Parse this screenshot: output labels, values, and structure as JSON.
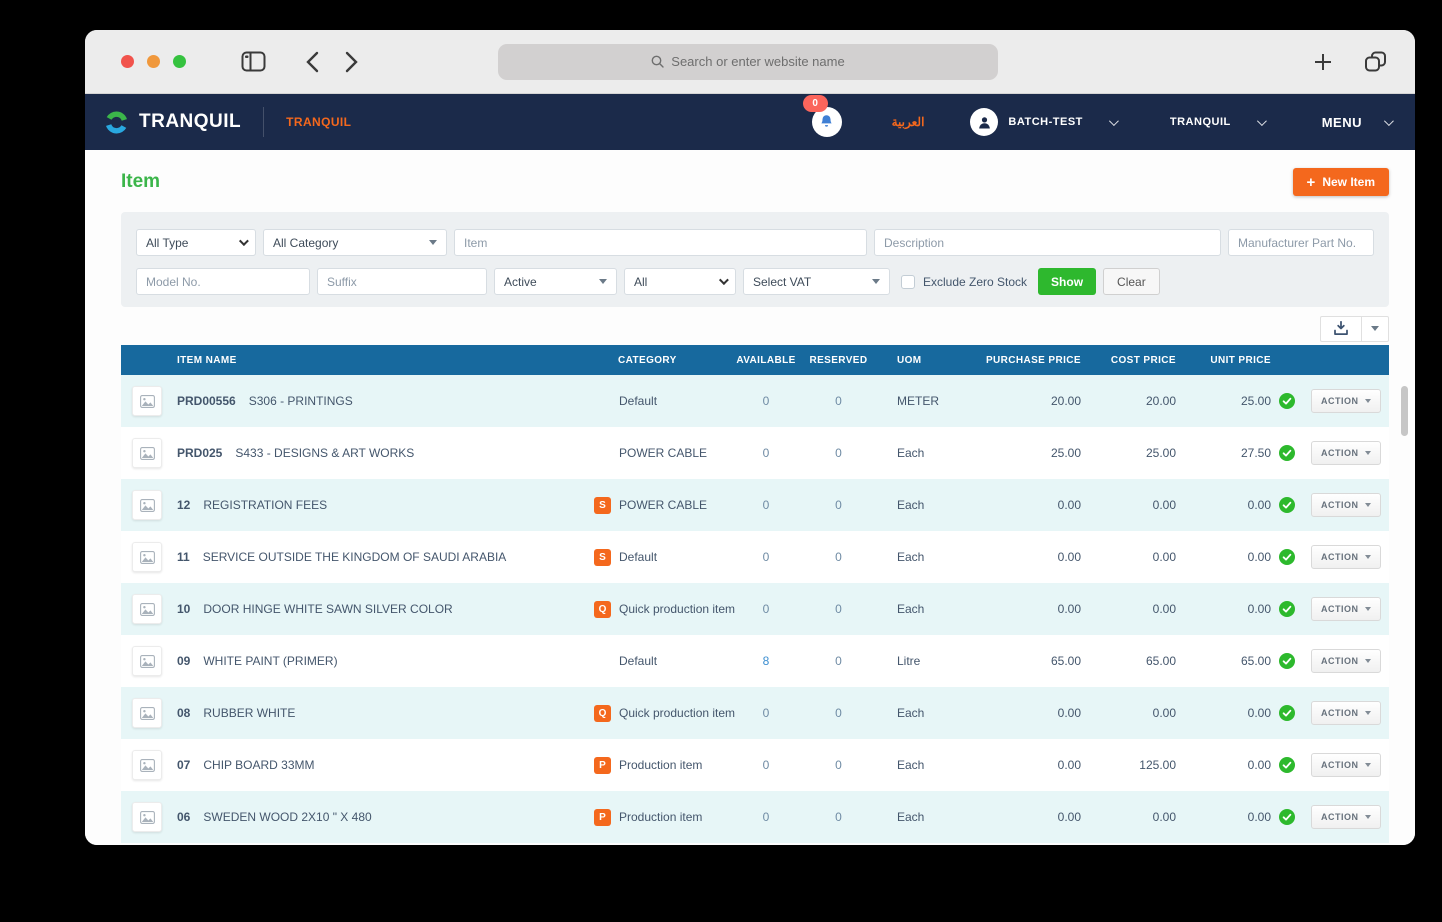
{
  "browser": {
    "address_placeholder": "Search or enter website name"
  },
  "navbar": {
    "brand": "TRANQUIL",
    "sub_brand": "TRANQUIL",
    "notification_count": "0",
    "language": "العربية",
    "user": "BATCH-TEST",
    "company": "TRANQUIL",
    "menu": "MENU"
  },
  "page": {
    "title": "Item",
    "new_item_label": "New Item",
    "new_item_plus": "+"
  },
  "filters": {
    "type_select": "All Type",
    "category_select": "All Category",
    "item_placeholder": "Item",
    "description_placeholder": "Description",
    "mpn_placeholder": "Manufacturer Part No.",
    "model_placeholder": "Model No.",
    "suffix_placeholder": "Suffix",
    "status_select": "Active",
    "stock_select": "All",
    "vat_select": "Select VAT",
    "exclude_zero_stock_label": "Exclude Zero Stock",
    "show_label": "Show",
    "clear_label": "Clear"
  },
  "icons": {
    "export": "download-icon",
    "status": "check-circle-icon",
    "notification": "bell-icon",
    "user": "person-icon",
    "thumbnail": "image-placeholder-icon"
  },
  "table": {
    "headers": [
      "ITEM NAME",
      "CATEGORY",
      "AVAILABLE",
      "RESERVED",
      "UOM",
      "PURCHASE PRICE",
      "COST PRICE",
      "UNIT PRICE"
    ],
    "action_label": "ACTION",
    "rows": [
      {
        "code": "PRD00556",
        "name": "S306 - PRINTINGS",
        "badge": "",
        "category": "Default",
        "available": "0",
        "reserved": "0",
        "uom": "METER",
        "purchase": "20.00",
        "cost": "20.00",
        "unit": "25.00"
      },
      {
        "code": "PRD025",
        "name": "S433 - DESIGNS & ART WORKS",
        "badge": "",
        "category": "POWER CABLE",
        "available": "0",
        "reserved": "0",
        "uom": "Each",
        "purchase": "25.00",
        "cost": "25.00",
        "unit": "27.50"
      },
      {
        "code": "12",
        "name": "REGISTRATION FEES",
        "badge": "S",
        "category": "POWER CABLE",
        "available": "0",
        "reserved": "0",
        "uom": "Each",
        "purchase": "0.00",
        "cost": "0.00",
        "unit": "0.00"
      },
      {
        "code": "11",
        "name": "SERVICE OUTSIDE THE KINGDOM OF SAUDI ARABIA",
        "badge": "S",
        "category": "Default",
        "available": "0",
        "reserved": "0",
        "uom": "Each",
        "purchase": "0.00",
        "cost": "0.00",
        "unit": "0.00"
      },
      {
        "code": "10",
        "name": "DOOR HINGE WHITE SAWN SILVER COLOR",
        "badge": "Q",
        "category": "Quick production item",
        "available": "0",
        "reserved": "0",
        "uom": "Each",
        "purchase": "0.00",
        "cost": "0.00",
        "unit": "0.00"
      },
      {
        "code": "09",
        "name": "WHITE PAINT (PRIMER)",
        "badge": "",
        "category": "Default",
        "available": "8",
        "reserved": "0",
        "uom": "Litre",
        "purchase": "65.00",
        "cost": "65.00",
        "unit": "65.00"
      },
      {
        "code": "08",
        "name": "RUBBER WHITE",
        "badge": "Q",
        "category": "Quick production item",
        "available": "0",
        "reserved": "0",
        "uom": "Each",
        "purchase": "0.00",
        "cost": "0.00",
        "unit": "0.00"
      },
      {
        "code": "07",
        "name": "CHIP BOARD 33MM",
        "badge": "P",
        "category": "Production item",
        "available": "0",
        "reserved": "0",
        "uom": "Each",
        "purchase": "0.00",
        "cost": "125.00",
        "unit": "0.00"
      },
      {
        "code": "06",
        "name": "SWEDEN WOOD 2X10 \" X 480",
        "badge": "P",
        "category": "Production item",
        "available": "0",
        "reserved": "0",
        "uom": "Each",
        "purchase": "0.00",
        "cost": "0.00",
        "unit": "0.00"
      }
    ]
  },
  "colors": {
    "navy": "#1b2a4a",
    "orange": "#f4681d",
    "title_green": "#3bb54a",
    "button_green": "#2eb82e",
    "header_teal": "#17699e",
    "row_alt": "#e7f6f7",
    "text": "#44566c",
    "number": "#6f8ba4",
    "number_positive": "#3d8fd1",
    "check_green": "#2db92d",
    "badge_red": "#fb655c"
  }
}
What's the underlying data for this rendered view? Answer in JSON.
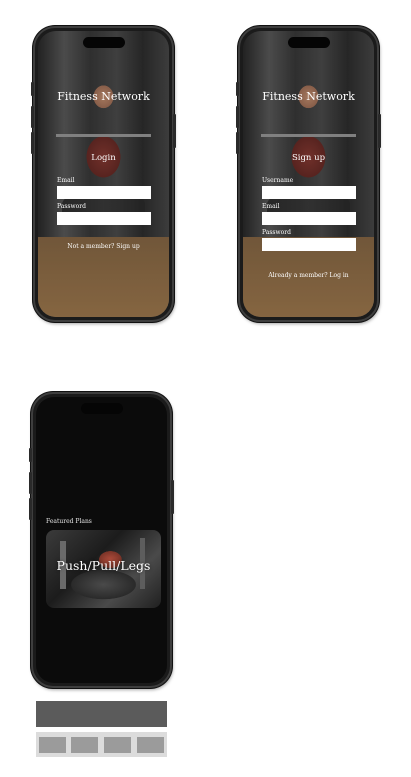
{
  "login_screen": {
    "app_title": "Fitness Network",
    "heading": "Login",
    "fields": [
      {
        "label": "Email",
        "value": ""
      },
      {
        "label": "Password",
        "value": ""
      }
    ],
    "switch_link": "Not a member? Sign up"
  },
  "signup_screen": {
    "app_title": "Fitness Network",
    "heading": "Sign up",
    "fields": [
      {
        "label": "Username",
        "value": ""
      },
      {
        "label": "Email",
        "value": ""
      },
      {
        "label": "Password",
        "value": ""
      }
    ],
    "switch_link": "Already a member? Log in"
  },
  "home_screen": {
    "section_label": "Featured Plans",
    "plans": [
      {
        "title": "Push/Pull/Legs"
      }
    ]
  },
  "wireframe": {
    "tabs": [
      "",
      "",
      "",
      ""
    ]
  },
  "colors": {
    "phone_frame": "#1b1b1b",
    "dark_screen": "#0b0b0b",
    "nav_bar": "#5b5b5b",
    "tab_strip": "#dcdcdc",
    "tab": "#9b9b9b"
  }
}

+++++

- _THE TASK_: Leave images out of the retyped records; keep all else exact.

- _EXERCISE ANSWER_:
Parse this screenshot: output labels, values, and structure as JSON.
{
  "browser": {
    "address_placeholder": "Search or enter website name"
  },
  "navbar": {
    "brand": "TRANQUIL",
    "sub_brand": "TRANQUIL",
    "notification_count": "0",
    "language": "العربية",
    "user": "BATCH-TEST",
    "company": "TRANQUIL",
    "menu": "MENU"
  },
  "page": {
    "title": "Item",
    "new_item_label": "New Item",
    "new_item_plus": "+"
  },
  "filters": {
    "type_select": "All Type",
    "category_select": "All Category",
    "item_placeholder": "Item",
    "description_placeholder": "Description",
    "mpn_placeholder": "Manufacturer Part No.",
    "model_placeholder": "Model No.",
    "suffix_placeholder": "Suffix",
    "status_select": "Active",
    "stock_select": "All",
    "vat_select": "Select VAT",
    "exclude_zero_stock_label": "Exclude Zero Stock",
    "show_label": "Show",
    "clear_label": "Clear"
  },
  "icons": {
    "export": "download-icon",
    "status": "check-circle-icon",
    "notification": "bell-icon",
    "user": "person-icon",
    "thumbnail": "image-placeholder-icon"
  },
  "table": {
    "headers": [
      "ITEM NAME",
      "CATEGORY",
      "AVAILABLE",
      "RESERVED",
      "UOM",
      "PURCHASE PRICE",
      "COST PRICE",
      "UNIT PRICE"
    ],
    "action_label": "ACTION",
    "rows": [
      {
        "code": "PRD00556",
        "name": "S306 - PRINTINGS",
        "badge": "",
        "category": "Default",
        "available": "0",
        "reserved": "0",
        "uom": "METER",
        "purchase": "20.00",
        "cost": "20.00",
        "unit": "25.00"
      },
      {
        "code": "PRD025",
        "name": "S433 - DESIGNS & ART WORKS",
        "badge": "",
        "category": "POWER CABLE",
        "available": "0",
        "reserved": "0",
        "uom": "Each",
        "purchase": "25.00",
        "cost": "25.00",
        "unit": "27.50"
      },
      {
        "code": "12",
        "name": "REGISTRATION FEES",
        "badge": "S",
        "category": "POWER CABLE",
        "available": "0",
        "reserved": "0",
        "uom": "Each",
        "purchase": "0.00",
        "cost": "0.00",
        "unit": "0.00"
      },
      {
        "code": "11",
        "name": "SERVICE OUTSIDE THE KINGDOM OF SAUDI ARABIA",
        "badge": "S",
        "category": "Default",
        "available": "0",
        "reserved": "0",
        "uom": "Each",
        "purchase": "0.00",
        "cost": "0.00",
        "unit": "0.00"
      },
      {
        "code": "10",
        "name": "DOOR HINGE WHITE SAWN SILVER COLOR",
        "badge": "Q",
        "category": "Quick production item",
        "available": "0",
        "reserved": "0",
        "uom": "Each",
        "purchase": "0.00",
        "cost": "0.00",
        "unit": "0.00"
      },
      {
        "code": "09",
        "name": "WHITE PAINT (PRIMER)",
        "badge": "",
        "category": "Default",
        "available": "8",
        "reserved": "0",
        "uom": "Litre",
        "purchase": "65.00",
        "cost": "65.00",
        "unit": "65.00"
      },
      {
        "code": "08",
        "name": "RUBBER WHITE",
        "badge": "Q",
        "category": "Quick production item",
        "available": "0",
        "reserved": "0",
        "uom": "Each",
        "purchase": "0.00",
        "cost": "0.00",
        "unit": "0.00"
      },
      {
        "code": "07",
        "name": "CHIP BOARD 33MM",
        "badge": "P",
        "category": "Production item",
        "available": "0",
        "reserved": "0",
        "uom": "Each",
        "purchase": "0.00",
        "cost": "125.00",
        "unit": "0.00"
      },
      {
        "code": "06",
        "name": "SWEDEN WOOD 2X10 \" X 480",
        "badge": "P",
        "category": "Production item",
        "available": "0",
        "reserved": "0",
        "uom": "Each",
        "purchase": "0.00",
        "cost": "0.00",
        "unit": "0.00"
      }
    ]
  },
  "colors": {
    "navy": "#1b2a4a",
    "orange": "#f4681d",
    "title_green": "#3bb54a",
    "button_green": "#2eb82e",
    "header_teal": "#17699e",
    "row_alt": "#e7f6f7",
    "text": "#44566c",
    "number": "#6f8ba4",
    "number_positive": "#3d8fd1",
    "check_green": "#2db92d",
    "badge_red": "#fb655c"
  }
}
What's the underlying data for this rendered view? Answer in JSON.
{
  "login_screen": {
    "app_title": "Fitness Network",
    "heading": "Login",
    "fields": [
      {
        "label": "Email",
        "value": ""
      },
      {
        "label": "Password",
        "value": ""
      }
    ],
    "switch_link": "Not a member? Sign up"
  },
  "signup_screen": {
    "app_title": "Fitness Network",
    "heading": "Sign up",
    "fields": [
      {
        "label": "Username",
        "value": ""
      },
      {
        "label": "Email",
        "value": ""
      },
      {
        "label": "Password",
        "value": ""
      }
    ],
    "switch_link": "Already a member? Log in"
  },
  "home_screen": {
    "section_label": "Featured Plans",
    "plans": [
      {
        "title": "Push/Pull/Legs"
      }
    ]
  },
  "wireframe": {
    "tabs": [
      "",
      "",
      "",
      ""
    ]
  },
  "colors": {
    "phone_frame": "#1b1b1b",
    "dark_screen": "#0b0b0b",
    "nav_bar": "#5b5b5b",
    "tab_strip": "#dcdcdc",
    "tab": "#9b9b9b"
  }
}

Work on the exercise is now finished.